→ **Stated goal**
Only lines with the string "text" matter here; gather them from the material below.

→ **Data excerpts**
+--
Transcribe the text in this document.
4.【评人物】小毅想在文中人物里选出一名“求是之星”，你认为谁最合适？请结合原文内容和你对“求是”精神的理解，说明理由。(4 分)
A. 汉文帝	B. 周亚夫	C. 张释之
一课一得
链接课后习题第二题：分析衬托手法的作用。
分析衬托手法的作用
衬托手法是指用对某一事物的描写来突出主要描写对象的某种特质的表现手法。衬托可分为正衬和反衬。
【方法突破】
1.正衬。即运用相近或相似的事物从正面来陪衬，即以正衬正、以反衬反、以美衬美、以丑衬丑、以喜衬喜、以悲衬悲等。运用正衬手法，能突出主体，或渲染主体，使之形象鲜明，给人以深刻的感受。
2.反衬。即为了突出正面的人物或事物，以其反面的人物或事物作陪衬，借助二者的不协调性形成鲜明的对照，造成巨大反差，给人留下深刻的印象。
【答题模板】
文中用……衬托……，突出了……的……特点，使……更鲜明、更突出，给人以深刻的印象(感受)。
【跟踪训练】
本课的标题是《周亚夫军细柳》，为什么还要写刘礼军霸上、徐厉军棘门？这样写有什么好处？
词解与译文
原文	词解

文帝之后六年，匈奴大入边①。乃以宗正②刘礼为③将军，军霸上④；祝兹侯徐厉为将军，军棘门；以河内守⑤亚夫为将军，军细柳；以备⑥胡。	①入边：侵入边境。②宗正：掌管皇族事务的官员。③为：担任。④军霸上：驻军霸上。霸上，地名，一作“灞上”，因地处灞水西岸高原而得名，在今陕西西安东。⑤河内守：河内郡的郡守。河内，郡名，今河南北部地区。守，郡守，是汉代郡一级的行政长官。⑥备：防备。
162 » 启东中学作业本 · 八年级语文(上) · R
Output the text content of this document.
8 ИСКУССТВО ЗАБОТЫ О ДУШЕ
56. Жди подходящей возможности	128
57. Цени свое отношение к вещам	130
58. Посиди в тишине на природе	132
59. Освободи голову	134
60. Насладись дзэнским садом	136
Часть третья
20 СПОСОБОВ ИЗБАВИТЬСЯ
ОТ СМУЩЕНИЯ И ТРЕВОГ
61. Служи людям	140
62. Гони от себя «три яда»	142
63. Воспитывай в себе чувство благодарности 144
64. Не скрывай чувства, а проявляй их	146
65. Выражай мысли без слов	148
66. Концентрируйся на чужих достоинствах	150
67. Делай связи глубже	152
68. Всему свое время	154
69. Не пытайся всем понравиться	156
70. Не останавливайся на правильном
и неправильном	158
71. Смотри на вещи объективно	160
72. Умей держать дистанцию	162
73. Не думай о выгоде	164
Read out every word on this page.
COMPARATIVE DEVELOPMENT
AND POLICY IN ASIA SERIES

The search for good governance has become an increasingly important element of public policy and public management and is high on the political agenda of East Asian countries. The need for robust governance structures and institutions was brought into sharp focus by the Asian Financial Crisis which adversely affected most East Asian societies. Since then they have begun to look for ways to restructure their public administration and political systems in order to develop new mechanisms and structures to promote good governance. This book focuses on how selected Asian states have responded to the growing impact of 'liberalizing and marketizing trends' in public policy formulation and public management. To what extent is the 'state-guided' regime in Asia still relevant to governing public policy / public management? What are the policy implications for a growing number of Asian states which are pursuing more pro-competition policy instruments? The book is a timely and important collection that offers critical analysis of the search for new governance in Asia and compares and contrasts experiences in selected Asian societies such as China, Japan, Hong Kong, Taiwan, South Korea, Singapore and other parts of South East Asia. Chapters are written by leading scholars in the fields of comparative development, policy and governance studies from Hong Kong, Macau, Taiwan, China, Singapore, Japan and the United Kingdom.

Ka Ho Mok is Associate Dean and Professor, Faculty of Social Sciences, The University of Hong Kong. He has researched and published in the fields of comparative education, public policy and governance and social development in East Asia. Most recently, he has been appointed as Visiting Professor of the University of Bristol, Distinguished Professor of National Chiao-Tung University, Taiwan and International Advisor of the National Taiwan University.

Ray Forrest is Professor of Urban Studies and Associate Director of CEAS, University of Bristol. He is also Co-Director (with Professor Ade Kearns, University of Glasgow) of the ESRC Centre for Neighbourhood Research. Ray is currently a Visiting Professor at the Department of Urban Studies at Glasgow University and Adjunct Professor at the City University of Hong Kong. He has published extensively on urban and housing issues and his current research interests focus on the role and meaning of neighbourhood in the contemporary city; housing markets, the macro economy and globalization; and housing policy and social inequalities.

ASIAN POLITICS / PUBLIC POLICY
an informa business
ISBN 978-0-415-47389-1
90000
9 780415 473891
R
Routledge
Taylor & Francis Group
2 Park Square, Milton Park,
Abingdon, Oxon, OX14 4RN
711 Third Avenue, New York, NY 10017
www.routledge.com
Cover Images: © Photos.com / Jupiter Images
+--
→ **Correct response**
Transcribe the text in this document.
Output the text content of this document.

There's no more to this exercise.